◆ **SET TASK**: The records below are to be repeated in full, exactly as they are.

(Stored records)
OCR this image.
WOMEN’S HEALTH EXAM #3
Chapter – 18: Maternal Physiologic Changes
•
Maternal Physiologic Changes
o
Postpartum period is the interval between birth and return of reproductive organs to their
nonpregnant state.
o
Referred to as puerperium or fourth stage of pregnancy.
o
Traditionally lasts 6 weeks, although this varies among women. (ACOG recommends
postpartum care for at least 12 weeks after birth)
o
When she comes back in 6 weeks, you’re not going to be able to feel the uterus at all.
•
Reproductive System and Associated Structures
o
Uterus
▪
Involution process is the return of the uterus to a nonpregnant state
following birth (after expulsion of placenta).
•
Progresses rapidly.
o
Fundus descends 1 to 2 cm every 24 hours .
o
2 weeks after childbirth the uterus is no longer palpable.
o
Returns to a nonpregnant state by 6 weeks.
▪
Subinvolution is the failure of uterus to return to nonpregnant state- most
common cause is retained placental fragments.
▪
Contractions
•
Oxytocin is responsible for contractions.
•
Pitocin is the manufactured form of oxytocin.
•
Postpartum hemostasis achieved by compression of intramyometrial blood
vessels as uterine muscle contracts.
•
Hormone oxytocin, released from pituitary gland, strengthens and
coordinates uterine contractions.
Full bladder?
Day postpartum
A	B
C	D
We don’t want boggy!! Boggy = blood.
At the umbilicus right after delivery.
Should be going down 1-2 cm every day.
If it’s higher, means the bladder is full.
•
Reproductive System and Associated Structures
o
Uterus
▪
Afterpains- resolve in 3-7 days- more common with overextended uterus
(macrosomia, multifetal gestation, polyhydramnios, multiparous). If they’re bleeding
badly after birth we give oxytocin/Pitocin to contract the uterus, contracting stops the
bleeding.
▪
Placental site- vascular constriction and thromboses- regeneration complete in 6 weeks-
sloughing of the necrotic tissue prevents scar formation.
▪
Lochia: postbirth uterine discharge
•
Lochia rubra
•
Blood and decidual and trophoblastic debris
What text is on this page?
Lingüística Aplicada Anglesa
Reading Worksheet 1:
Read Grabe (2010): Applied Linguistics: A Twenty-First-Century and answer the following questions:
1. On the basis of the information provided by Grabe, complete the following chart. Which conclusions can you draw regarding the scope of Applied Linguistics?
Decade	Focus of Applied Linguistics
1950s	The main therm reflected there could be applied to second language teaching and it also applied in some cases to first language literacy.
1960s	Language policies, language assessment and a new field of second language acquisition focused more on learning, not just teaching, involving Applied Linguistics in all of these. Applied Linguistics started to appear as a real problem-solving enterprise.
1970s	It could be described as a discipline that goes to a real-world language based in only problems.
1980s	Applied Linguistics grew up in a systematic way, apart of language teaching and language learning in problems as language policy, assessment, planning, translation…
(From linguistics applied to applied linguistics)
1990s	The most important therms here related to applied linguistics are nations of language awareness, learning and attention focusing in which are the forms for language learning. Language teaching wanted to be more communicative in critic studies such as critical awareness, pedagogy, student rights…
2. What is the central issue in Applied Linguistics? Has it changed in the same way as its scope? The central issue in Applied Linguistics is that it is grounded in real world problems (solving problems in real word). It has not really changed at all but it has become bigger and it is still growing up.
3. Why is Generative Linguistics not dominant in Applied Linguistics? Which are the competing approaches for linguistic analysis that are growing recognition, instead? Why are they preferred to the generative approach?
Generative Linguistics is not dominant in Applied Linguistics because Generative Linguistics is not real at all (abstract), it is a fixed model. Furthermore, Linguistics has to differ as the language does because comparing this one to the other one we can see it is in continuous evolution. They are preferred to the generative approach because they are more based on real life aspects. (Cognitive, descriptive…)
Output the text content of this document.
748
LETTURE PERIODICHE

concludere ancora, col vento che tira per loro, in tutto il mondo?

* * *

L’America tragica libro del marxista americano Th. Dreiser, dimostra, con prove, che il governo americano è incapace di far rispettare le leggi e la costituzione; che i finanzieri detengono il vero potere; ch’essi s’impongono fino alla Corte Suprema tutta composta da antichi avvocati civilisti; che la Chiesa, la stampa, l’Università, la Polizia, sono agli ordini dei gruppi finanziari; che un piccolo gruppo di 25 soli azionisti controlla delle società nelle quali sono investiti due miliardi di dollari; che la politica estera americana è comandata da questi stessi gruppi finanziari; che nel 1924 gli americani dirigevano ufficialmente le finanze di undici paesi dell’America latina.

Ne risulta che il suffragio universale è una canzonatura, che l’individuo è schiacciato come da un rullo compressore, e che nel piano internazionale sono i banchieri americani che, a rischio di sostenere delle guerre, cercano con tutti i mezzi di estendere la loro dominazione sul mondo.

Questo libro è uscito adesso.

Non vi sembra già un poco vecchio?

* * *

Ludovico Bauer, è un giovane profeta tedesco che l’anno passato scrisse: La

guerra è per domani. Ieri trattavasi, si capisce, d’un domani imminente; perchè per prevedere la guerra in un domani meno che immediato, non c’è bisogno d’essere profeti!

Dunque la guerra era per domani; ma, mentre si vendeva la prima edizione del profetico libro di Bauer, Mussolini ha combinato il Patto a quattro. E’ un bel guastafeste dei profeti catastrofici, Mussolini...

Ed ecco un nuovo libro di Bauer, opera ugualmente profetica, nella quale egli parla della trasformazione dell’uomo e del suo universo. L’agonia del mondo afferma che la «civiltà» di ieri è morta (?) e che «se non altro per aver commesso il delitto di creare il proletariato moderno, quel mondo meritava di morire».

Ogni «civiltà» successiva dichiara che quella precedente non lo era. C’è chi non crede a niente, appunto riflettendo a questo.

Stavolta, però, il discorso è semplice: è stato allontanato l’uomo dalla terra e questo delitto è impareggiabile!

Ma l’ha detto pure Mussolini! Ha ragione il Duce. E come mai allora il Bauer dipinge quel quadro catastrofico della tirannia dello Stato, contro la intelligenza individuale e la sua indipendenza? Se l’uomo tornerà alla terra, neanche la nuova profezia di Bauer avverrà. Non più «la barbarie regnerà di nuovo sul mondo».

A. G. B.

◆ **EXERCISE RESULT**:
OCR this image.
WOMEN’S HEALTH EXAM #3
Chapter – 18: Maternal Physiologic Changes
•
Maternal Physiologic Changes
o
Postpartum period is the interval between birth and return of reproductive organs to their
nonpregnant state.
o
Referred to as puerperium or fourth stage of pregnancy.
o
Traditionally lasts 6 weeks, although this varies among women. (ACOG recommends
postpartum care for at least 12 weeks after birth)
o
When she comes back in 6 weeks, you’re not going to be able to feel the uterus at all.
•
Reproductive System and Associated Structures
o
Uterus
▪
Involution process is the return of the uterus to a nonpregnant state
following birth (after expulsion of placenta).
•
Progresses rapidly.
o
Fundus descends 1 to 2 cm every 24 hours .
o
2 weeks after childbirth the uterus is no longer palpable.
o
Returns to a nonpregnant state by 6 weeks.
▪
Subinvolution is the failure of uterus to return to nonpregnant state- most
common cause is retained placental fragments.
▪
Contractions
•
Oxytocin is responsible for contractions.
•
Pitocin is the manufactured form of oxytocin.
•
Postpartum hemostasis achieved by compression of intramyometrial blood
vessels as uterine muscle contracts.
•
Hormone oxytocin, released from pituitary gland, strengthens and
coordinates uterine contractions.
Full bladder?
Day postpartum
A	B
C	D
We don’t want boggy!! Boggy = blood.
At the umbilicus right after delivery.
Should be going down 1-2 cm every day.
If it’s higher, means the bladder is full.
•
Reproductive System and Associated Structures
o
Uterus
▪
Afterpains- resolve in 3-7 days- more common with overextended uterus
(macrosomia, multifetal gestation, polyhydramnios, multiparous). If they’re bleeding
badly after birth we give oxytocin/Pitocin to contract the uterus, contracting stops the
bleeding.
▪
Placental site- vascular constriction and thromboses- regeneration complete in 6 weeks-
sloughing of the necrotic tissue prevents scar formation.
▪
Lochia: postbirth uterine discharge
•
Lochia rubra
•
Blood and decidual and trophoblastic debris
What text is on this page?
Lingüística Aplicada Anglesa
Reading Worksheet 1:
Read Grabe (2010): Applied Linguistics: A Twenty-First-Century and answer the following questions:
1. On the basis of the information provided by Grabe, complete the following chart. Which conclusions can you draw regarding the scope of Applied Linguistics?
Decade	Focus of Applied Linguistics
1950s	The main therm reflected there could be applied to second language teaching and it also applied in some cases to first language literacy.
1960s	Language policies, language assessment and a new field of second language acquisition focused more on learning, not just teaching, involving Applied Linguistics in all of these. Applied Linguistics started to appear as a real problem-solving enterprise.
1970s	It could be described as a discipline that goes to a real-world language based in only problems.
1980s	Applied Linguistics grew up in a systematic way, apart of language teaching and language learning in problems as language policy, assessment, planning, translation…
(From linguistics applied to applied linguistics)
1990s	The most important therms here related to applied linguistics are nations of language awareness, learning and attention focusing in which are the forms for language learning. Language teaching wanted to be more communicative in critic studies such as critical awareness, pedagogy, student rights…
2. What is the central issue in Applied Linguistics? Has it changed in the same way as its scope? The central issue in Applied Linguistics is that it is grounded in real world problems (solving problems in real word). It has not really changed at all but it has become bigger and it is still growing up.
3. Why is Generative Linguistics not dominant in Applied Linguistics? Which are the competing approaches for linguistic analysis that are growing recognition, instead? Why are they preferred to the generative approach?
Generative Linguistics is not dominant in Applied Linguistics because Generative Linguistics is not real at all (abstract), it is a fixed model. Furthermore, Linguistics has to differ as the language does because comparing this one to the other one we can see it is in continuous evolution. They are preferred to the generative approach because they are more based on real life aspects. (Cognitive, descriptive…)
Output the text content of this document.
748
LETTURE PERIODICHE

concludere ancora, col vento che tira per loro, in tutto il mondo?

* * *

L’America tragica libro del marxista americano Th. Dreiser, dimostra, con prove, che il governo americano è incapace di far rispettare le leggi e la costituzione; che i finanzieri detengono il vero potere; ch’essi s’impongono fino alla Corte Suprema tutta composta da antichi avvocati civilisti; che la Chiesa, la stampa, l’Università, la Polizia, sono agli ordini dei gruppi finanziari; che un piccolo gruppo di 25 soli azionisti controlla delle società nelle quali sono investiti due miliardi di dollari; che la politica estera americana è comandata da questi stessi gruppi finanziari; che nel 1924 gli americani dirigevano ufficialmente le finanze di undici paesi dell’America latina.

Ne risulta che il suffragio universale è una canzonatura, che l’individuo è schiacciato come da un rullo compressore, e che nel piano internazionale sono i banchieri americani che, a rischio di sostenere delle guerre, cercano con tutti i mezzi di estendere la loro dominazione sul mondo.

Questo libro è uscito adesso.

Non vi sembra già un poco vecchio?

* * *

Ludovico Bauer, è un giovane profeta tedesco che l’anno passato scrisse: La

guerra è per domani. Ieri trattavasi, si capisce, d’un domani imminente; perchè per prevedere la guerra in un domani meno che immediato, non c’è bisogno d’essere profeti!

Dunque la guerra era per domani; ma, mentre si vendeva la prima edizione del profetico libro di Bauer, Mussolini ha combinato il Patto a quattro. E’ un bel guastafeste dei profeti catastrofici, Mussolini...

Ed ecco un nuovo libro di Bauer, opera ugualmente profetica, nella quale egli parla della trasformazione dell’uomo e del suo universo. L’agonia del mondo afferma che la «civiltà» di ieri è morta (?) e che «se non altro per aver commesso il delitto di creare il proletariato moderno, quel mondo meritava di morire».

Ogni «civiltà» successiva dichiara che quella precedente non lo era. C’è chi non crede a niente, appunto riflettendo a questo.

Stavolta, però, il discorso è semplice: è stato allontanato l’uomo dalla terra e questo delitto è impareggiabile!

Ma l’ha detto pure Mussolini! Ha ragione il Duce. E come mai allora il Bauer dipinge quel quadro catastrofico della tirannia dello Stato, contro la intelligenza individuale e la sua indipendenza? Se l’uomo tornerà alla terra, neanche la nuova profezia di Bauer avverrà. Non più «la barbarie regnerà di nuovo sul mondo».

A. G. B.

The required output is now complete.